● 本文抜粋
厚労省から平成29年度の「過労死等の労災補償状況」が公表されました。その内、精神障害についての統計資料を紹介します。
平成29年度 精神障害の労災補償状況
平成29年度は1,732件の請求に対して、1,545件について決定がなされました。その内、労災と認定されたのは、506件でした。労災の認定率は32.8%でした。
その内、未遂を含む過労自殺の請求件数は221件で、208件について決定がなされました。過労自殺について労災と認定されたのは98件でした。労災の認定率は47.1%でした。
業種別の請求件数
精神障害の労災の請求件数が最も多い業種は、医療・福祉で313件でした。次に308件の製造業、232件の卸売業・小売業が続きます。
さらに業種を分類すると、医療・福祉の内、社会保険・社会福祉・介護事業の174件が最も多く、同じく医療・福祉の医療業が139件、運輸業・郵便業の道路貨物運送業の84件が続きます。

● データ抜粋

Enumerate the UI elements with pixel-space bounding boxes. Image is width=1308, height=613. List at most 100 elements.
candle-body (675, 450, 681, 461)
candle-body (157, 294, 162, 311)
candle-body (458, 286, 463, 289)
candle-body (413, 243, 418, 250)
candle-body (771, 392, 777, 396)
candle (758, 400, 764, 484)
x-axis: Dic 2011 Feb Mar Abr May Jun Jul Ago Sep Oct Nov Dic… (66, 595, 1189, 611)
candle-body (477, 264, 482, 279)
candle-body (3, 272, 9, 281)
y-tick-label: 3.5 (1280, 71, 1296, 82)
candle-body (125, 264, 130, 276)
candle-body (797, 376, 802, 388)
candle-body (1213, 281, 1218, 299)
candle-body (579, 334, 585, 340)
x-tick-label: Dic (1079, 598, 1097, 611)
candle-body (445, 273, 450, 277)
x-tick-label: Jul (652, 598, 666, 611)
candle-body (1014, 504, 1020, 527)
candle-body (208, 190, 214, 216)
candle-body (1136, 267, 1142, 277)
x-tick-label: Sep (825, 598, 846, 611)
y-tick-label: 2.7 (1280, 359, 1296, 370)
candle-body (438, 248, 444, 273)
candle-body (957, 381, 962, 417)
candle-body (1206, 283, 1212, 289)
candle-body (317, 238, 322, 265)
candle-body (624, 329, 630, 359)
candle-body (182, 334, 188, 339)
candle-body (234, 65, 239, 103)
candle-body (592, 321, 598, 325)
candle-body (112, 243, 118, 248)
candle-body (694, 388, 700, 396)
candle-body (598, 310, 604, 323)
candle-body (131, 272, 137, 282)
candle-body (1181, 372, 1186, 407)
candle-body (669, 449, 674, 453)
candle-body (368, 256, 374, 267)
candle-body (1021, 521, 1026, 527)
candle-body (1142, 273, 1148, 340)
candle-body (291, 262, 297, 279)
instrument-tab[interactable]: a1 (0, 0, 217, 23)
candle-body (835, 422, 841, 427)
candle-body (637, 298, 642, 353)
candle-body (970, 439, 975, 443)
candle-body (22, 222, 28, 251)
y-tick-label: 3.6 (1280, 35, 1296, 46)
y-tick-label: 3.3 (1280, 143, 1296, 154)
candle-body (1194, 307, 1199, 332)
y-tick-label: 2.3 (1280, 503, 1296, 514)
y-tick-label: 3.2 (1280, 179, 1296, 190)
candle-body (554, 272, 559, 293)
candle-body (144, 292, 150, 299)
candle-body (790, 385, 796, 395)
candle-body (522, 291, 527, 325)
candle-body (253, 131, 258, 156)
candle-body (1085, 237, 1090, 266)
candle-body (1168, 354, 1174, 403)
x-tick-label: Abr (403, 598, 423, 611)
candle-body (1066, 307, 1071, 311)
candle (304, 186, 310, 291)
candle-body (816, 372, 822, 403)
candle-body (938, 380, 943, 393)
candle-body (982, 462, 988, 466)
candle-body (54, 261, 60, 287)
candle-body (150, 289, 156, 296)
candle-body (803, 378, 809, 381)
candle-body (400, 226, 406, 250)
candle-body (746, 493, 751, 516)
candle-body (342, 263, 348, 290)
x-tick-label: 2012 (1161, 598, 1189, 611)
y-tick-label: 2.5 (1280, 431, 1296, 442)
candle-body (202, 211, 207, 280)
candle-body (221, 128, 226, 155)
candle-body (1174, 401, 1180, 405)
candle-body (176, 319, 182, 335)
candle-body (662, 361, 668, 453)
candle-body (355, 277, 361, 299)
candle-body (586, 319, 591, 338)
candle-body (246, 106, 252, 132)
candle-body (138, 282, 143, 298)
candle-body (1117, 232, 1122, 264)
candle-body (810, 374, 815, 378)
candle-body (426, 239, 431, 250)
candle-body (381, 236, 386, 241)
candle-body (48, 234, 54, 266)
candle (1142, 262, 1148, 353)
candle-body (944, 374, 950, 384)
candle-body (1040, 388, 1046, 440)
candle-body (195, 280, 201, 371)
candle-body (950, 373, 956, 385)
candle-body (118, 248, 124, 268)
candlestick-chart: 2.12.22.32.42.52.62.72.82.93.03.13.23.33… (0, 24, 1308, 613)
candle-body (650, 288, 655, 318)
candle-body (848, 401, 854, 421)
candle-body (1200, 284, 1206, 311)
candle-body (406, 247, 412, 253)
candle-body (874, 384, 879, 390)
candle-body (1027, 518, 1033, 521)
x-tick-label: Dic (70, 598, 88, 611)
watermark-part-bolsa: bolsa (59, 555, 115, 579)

● 練習問題
A - 精神障害の労災補償状況についての文章から、「平成29年度 精神障害の労災補償状況」から「の認定率は47.1%でした。」までを、一字も変えずに書き写してください。
B - 精神障害の労災補償状況についての文章によると、平成29年度の過労自殺の労災認定率は何％でしたか。
C - 精神障害の労災補償状況についての文章で、医療・福祉が請求件数の最も多い業種とされているのはなぜですか。件数を挙げて説明してください。

● 解答
A -
平成29年度 精神障害の労災補償状況
平成29年度は1,732件の請求に対して、1,545件について決定がなされました。その内、労災と認定されたのは、506件でした。労災の認定率は32.8%でした。
その内、未遂を含む過労自殺の請求件数は221件で、208件について決定がなされました。過労自殺について労災と認定されたのは98件でした。労災の認定率は47.1%でした。

B - 47.1％でした。

C - 医療・福祉の請求件数は313件で、次に多い製造業の308件、その次の卸売業・小売業の232件を上回っているからです。